### [INSTRUCTIONS TO FOLLOW]
Return each row below that contains the string "heading", treating uppercase and lowercase letters as different.

start DATASET RECORDS

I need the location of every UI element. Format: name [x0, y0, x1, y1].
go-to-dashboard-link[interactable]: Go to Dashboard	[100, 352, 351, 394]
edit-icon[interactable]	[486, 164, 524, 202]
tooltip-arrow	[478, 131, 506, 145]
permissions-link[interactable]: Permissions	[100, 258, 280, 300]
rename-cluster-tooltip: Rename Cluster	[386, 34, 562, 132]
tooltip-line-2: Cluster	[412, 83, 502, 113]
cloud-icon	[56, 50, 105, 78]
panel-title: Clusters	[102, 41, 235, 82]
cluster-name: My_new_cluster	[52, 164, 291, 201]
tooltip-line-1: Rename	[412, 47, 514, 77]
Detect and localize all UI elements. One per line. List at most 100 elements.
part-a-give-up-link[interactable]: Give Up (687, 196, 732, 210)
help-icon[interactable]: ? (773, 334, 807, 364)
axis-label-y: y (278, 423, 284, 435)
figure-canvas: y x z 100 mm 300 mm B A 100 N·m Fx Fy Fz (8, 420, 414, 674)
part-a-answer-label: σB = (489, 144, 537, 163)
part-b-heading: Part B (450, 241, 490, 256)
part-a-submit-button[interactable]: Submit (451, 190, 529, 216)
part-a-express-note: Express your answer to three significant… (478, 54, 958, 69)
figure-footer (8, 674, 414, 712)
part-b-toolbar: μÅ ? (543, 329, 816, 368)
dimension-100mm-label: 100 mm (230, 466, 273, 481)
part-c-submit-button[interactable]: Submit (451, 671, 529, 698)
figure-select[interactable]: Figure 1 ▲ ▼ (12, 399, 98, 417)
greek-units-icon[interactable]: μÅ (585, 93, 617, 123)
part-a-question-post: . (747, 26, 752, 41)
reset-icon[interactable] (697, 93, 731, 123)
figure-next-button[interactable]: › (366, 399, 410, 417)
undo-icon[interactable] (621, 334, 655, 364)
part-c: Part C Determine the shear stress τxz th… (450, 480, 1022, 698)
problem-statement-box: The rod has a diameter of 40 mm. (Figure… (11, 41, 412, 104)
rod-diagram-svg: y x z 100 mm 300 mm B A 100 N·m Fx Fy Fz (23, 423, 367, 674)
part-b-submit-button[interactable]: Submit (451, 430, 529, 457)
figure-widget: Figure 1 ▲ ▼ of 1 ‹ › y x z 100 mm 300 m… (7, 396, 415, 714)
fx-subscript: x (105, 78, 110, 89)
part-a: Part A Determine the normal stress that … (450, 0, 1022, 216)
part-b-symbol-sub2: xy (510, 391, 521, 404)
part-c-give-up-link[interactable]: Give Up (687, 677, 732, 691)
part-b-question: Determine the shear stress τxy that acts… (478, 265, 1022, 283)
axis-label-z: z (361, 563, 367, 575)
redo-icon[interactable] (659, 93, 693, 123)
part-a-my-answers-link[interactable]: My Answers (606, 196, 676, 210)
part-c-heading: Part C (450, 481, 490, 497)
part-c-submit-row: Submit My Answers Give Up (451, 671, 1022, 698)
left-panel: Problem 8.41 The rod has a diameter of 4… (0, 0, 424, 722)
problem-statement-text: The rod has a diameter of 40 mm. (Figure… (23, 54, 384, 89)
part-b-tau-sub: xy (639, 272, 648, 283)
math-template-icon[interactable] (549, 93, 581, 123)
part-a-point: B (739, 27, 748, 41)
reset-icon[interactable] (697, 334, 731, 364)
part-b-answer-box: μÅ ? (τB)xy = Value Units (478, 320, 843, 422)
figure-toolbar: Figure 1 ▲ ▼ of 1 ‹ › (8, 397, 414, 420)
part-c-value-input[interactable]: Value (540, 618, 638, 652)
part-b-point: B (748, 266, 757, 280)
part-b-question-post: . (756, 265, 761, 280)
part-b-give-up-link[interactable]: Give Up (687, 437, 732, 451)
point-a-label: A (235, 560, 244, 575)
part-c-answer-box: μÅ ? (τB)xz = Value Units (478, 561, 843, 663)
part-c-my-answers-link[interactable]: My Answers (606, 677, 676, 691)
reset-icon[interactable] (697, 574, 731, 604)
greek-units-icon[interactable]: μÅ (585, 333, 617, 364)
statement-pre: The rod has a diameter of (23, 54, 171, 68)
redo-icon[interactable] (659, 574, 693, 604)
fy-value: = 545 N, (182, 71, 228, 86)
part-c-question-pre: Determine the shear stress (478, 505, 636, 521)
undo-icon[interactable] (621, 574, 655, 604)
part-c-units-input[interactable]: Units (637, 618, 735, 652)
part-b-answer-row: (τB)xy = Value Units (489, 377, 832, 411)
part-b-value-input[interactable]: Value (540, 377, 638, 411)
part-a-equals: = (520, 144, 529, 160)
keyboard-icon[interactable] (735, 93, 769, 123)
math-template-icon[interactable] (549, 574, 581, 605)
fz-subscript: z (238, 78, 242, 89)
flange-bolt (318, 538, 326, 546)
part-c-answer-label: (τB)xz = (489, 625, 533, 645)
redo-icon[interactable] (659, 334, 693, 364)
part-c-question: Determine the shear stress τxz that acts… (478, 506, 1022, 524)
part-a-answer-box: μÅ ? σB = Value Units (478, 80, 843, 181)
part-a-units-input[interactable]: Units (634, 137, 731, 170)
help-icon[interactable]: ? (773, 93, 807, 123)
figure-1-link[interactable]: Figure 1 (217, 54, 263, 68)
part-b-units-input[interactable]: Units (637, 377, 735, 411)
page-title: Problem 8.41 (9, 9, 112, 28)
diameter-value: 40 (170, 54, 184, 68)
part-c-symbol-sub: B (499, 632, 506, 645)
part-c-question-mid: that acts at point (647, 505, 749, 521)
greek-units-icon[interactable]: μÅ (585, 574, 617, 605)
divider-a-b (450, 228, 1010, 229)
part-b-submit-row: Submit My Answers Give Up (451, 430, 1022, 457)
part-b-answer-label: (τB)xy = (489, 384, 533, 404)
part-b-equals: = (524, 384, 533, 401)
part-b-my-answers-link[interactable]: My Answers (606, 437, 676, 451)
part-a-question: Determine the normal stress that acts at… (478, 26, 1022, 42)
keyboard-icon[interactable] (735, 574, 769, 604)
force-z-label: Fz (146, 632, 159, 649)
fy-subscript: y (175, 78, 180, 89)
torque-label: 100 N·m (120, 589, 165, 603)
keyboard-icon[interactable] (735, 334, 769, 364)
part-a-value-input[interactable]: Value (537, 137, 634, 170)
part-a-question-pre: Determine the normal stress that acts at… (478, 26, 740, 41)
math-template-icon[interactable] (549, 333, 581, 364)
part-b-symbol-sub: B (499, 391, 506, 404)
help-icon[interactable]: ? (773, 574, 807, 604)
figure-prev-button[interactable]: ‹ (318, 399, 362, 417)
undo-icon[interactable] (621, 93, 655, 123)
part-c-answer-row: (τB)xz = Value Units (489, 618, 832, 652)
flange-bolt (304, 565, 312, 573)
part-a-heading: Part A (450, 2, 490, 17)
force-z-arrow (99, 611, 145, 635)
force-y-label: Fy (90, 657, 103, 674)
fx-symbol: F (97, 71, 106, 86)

end DATASET RECORDS

### [RESULT OF THIS EXERCISE]
part-b-heading: Part B (450, 241, 490, 256)
part-c-heading: Part C (450, 481, 490, 497)
part-a-heading: Part A (450, 2, 490, 17)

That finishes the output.